● Task goal
Copy each line of the data below exactly, leaving out pictures.

● Stored data

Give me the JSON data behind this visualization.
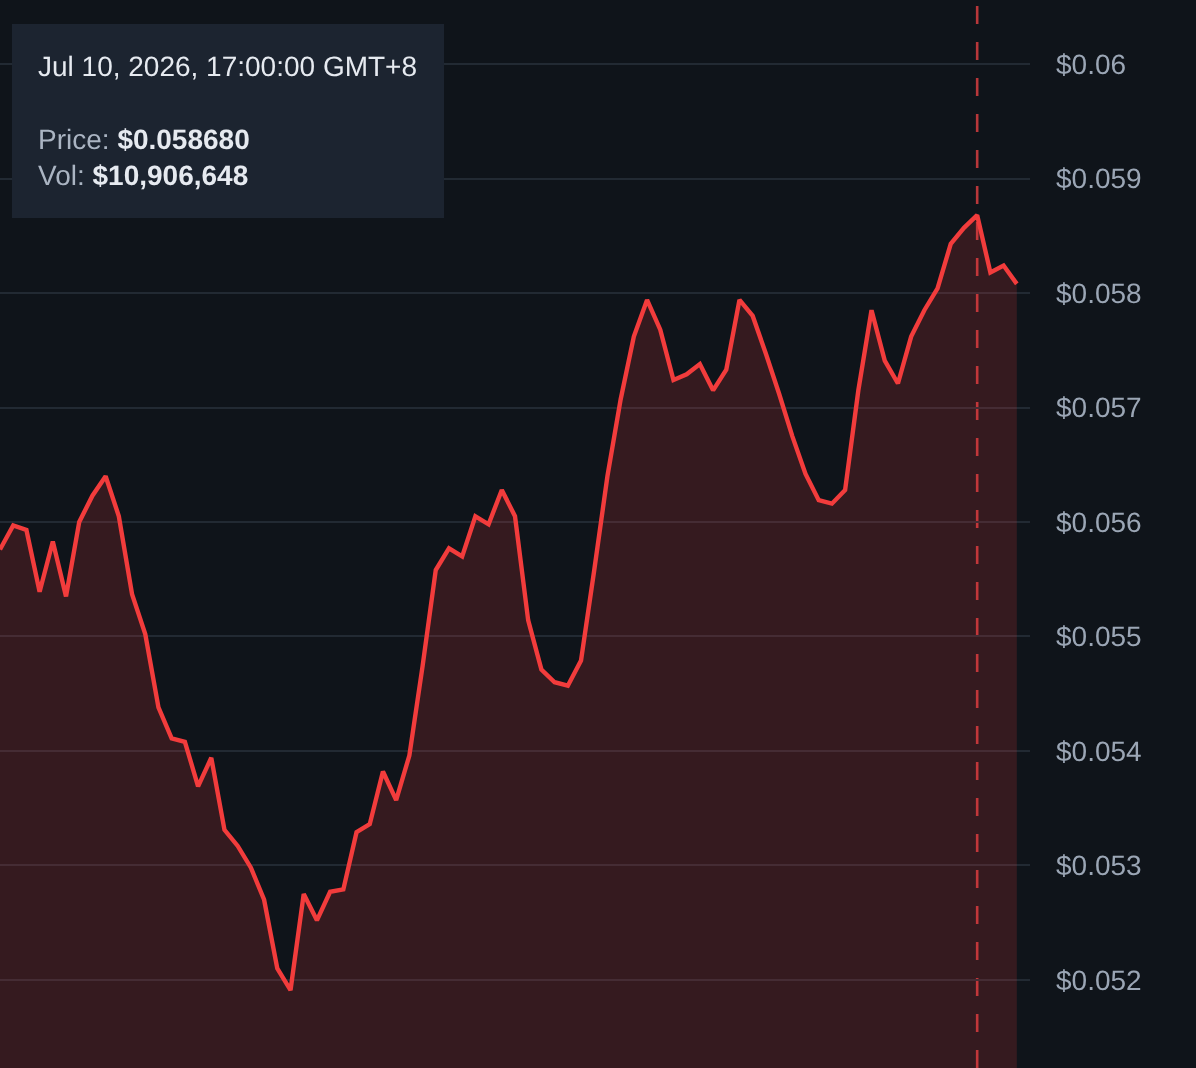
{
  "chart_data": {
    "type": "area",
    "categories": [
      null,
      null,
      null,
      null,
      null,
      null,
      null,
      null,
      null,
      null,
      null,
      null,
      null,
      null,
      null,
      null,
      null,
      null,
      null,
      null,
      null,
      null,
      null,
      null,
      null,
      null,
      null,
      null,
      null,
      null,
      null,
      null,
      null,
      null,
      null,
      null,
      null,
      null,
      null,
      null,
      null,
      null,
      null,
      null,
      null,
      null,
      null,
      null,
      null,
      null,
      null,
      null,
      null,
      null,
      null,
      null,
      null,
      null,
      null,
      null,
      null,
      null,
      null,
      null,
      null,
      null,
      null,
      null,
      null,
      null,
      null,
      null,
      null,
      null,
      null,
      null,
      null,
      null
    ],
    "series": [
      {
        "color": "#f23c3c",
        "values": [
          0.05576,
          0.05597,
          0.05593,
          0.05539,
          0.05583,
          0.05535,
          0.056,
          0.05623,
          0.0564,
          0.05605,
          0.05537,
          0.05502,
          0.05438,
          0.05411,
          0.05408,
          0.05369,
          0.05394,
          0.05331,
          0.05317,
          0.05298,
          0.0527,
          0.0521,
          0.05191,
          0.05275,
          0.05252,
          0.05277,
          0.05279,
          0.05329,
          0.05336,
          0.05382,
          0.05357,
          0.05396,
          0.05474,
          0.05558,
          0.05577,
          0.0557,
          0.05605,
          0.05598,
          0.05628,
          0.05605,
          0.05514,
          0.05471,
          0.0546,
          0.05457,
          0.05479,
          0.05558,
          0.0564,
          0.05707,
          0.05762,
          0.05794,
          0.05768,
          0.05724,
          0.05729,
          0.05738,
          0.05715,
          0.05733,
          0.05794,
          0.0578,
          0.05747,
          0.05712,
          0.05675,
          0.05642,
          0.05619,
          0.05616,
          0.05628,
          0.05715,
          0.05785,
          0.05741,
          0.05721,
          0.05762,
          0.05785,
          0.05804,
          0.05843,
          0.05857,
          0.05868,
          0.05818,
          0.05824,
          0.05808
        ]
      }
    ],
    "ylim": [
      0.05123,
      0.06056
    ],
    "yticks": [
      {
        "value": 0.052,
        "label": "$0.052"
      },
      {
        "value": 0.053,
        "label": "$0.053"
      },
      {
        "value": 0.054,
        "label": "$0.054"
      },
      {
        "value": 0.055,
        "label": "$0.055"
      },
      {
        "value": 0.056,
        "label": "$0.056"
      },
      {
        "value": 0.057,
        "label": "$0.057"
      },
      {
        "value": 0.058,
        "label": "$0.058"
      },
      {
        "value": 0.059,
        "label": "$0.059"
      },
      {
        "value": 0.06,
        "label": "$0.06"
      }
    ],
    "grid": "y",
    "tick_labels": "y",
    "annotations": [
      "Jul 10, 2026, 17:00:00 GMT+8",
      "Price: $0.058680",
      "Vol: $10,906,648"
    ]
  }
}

● Worked solution
Give me the JSON data behind this visualization.
{
  "chart_data": {
    "type": "area",
    "categories": [
      null,
      null,
      null,
      null,
      null,
      null,
      null,
      null,
      null,
      null,
      null,
      null,
      null,
      null,
      null,
      null,
      null,
      null,
      null,
      null,
      null,
      null,
      null,
      null,
      null,
      null,
      null,
      null,
      null,
      null,
      null,
      null,
      null,
      null,
      null,
      null,
      null,
      null,
      null,
      null,
      null,
      null,
      null,
      null,
      null,
      null,
      null,
      null,
      null,
      null,
      null,
      null,
      null,
      null,
      null,
      null,
      null,
      null,
      null,
      null,
      null,
      null,
      null,
      null,
      null,
      null,
      null,
      null,
      null,
      null,
      null,
      null,
      null,
      null,
      null,
      null,
      null,
      null
    ],
    "series": [
      {
        "color": "#f23c3c",
        "values": [
          0.05576,
          0.05597,
          0.05593,
          0.05539,
          0.05583,
          0.05535,
          0.056,
          0.05623,
          0.0564,
          0.05605,
          0.05537,
          0.05502,
          0.05438,
          0.05411,
          0.05408,
          0.05369,
          0.05394,
          0.05331,
          0.05317,
          0.05298,
          0.0527,
          0.0521,
          0.05191,
          0.05275,
          0.05252,
          0.05277,
          0.05279,
          0.05329,
          0.05336,
          0.05382,
          0.05357,
          0.05396,
          0.05474,
          0.05558,
          0.05577,
          0.0557,
          0.05605,
          0.05598,
          0.05628,
          0.05605,
          0.05514,
          0.05471,
          0.0546,
          0.05457,
          0.05479,
          0.05558,
          0.0564,
          0.05707,
          0.05762,
          0.05794,
          0.05768,
          0.05724,
          0.05729,
          0.05738,
          0.05715,
          0.05733,
          0.05794,
          0.0578,
          0.05747,
          0.05712,
          0.05675,
          0.05642,
          0.05619,
          0.05616,
          0.05628,
          0.05715,
          0.05785,
          0.05741,
          0.05721,
          0.05762,
          0.05785,
          0.05804,
          0.05843,
          0.05857,
          0.05868,
          0.05818,
          0.05824,
          0.05808
        ]
      }
    ],
    "ylim": [
      0.05123,
      0.06056
    ],
    "yticks": [
      {
        "value": 0.052,
        "label": "$0.052"
      },
      {
        "value": 0.053,
        "label": "$0.053"
      },
      {
        "value": 0.054,
        "label": "$0.054"
      },
      {
        "value": 0.055,
        "label": "$0.055"
      },
      {
        "value": 0.056,
        "label": "$0.056"
      },
      {
        "value": 0.057,
        "label": "$0.057"
      },
      {
        "value": 0.058,
        "label": "$0.058"
      },
      {
        "value": 0.059,
        "label": "$0.059"
      },
      {
        "value": 0.06,
        "label": "$0.06"
      }
    ],
    "grid": "y",
    "tick_labels": "y",
    "annotations": [
      "Jul 10, 2026, 17:00:00 GMT+8",
      "Price: $0.058680",
      "Vol: $10,906,648"
    ]
  }
}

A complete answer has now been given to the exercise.